Dataset items

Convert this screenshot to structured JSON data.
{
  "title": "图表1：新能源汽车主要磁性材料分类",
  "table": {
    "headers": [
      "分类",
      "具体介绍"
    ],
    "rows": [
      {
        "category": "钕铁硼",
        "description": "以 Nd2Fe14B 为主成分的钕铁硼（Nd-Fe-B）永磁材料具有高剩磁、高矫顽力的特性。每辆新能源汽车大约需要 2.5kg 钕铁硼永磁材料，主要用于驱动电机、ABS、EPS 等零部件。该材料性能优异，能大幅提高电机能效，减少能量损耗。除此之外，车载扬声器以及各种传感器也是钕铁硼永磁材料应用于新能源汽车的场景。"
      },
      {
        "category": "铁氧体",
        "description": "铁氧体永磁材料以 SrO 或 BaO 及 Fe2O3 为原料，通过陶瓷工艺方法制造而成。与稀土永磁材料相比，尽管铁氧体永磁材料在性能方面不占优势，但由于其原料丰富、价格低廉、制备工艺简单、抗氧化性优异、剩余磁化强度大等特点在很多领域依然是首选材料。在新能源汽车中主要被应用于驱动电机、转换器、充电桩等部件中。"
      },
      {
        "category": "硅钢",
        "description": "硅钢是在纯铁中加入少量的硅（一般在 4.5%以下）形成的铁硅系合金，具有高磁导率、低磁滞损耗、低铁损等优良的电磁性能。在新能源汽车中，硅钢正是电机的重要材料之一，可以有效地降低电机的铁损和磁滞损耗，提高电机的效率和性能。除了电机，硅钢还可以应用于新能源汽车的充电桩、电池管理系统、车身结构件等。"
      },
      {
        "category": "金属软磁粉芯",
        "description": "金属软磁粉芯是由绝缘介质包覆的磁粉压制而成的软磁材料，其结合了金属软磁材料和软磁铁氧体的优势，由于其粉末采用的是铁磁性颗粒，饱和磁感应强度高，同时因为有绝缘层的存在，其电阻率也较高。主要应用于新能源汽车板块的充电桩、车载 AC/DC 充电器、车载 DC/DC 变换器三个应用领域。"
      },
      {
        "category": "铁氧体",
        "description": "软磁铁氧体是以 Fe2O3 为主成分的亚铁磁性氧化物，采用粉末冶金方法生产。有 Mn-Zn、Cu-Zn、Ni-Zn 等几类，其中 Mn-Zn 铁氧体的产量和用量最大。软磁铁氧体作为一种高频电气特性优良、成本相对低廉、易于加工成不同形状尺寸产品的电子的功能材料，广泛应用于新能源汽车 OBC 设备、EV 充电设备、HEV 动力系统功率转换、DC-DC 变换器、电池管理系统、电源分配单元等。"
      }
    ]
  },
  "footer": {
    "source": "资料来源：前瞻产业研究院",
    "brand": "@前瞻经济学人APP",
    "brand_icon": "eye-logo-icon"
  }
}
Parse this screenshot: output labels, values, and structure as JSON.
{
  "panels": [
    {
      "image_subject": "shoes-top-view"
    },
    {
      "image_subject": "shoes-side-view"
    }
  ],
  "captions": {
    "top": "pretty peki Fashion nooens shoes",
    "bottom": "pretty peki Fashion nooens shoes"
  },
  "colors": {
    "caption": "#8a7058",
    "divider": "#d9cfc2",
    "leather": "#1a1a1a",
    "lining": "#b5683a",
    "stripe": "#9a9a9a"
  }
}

» Short exercise: Begin with the line that contains "Parse this screenshot: output" and quote each line after it exactly, stopping after the last line of the data.

» Reply to the task:
Parse this screenshot: output labels, values, and structure as JSON.
{
  "panels": [
    {
      "image_subject": "shoes-top-view"
    },
    {
      "image_subject": "shoes-side-view"
    }
  ],
  "captions": {
    "top": "pretty peki Fashion nooens shoes",
    "bottom": "pretty peki Fashion nooens shoes"
  },
  "colors": {
    "caption": "#8a7058",
    "divider": "#d9cfc2",
    "leather": "#1a1a1a",
    "lining": "#b5683a",
    "stripe": "#9a9a9a"
  }
}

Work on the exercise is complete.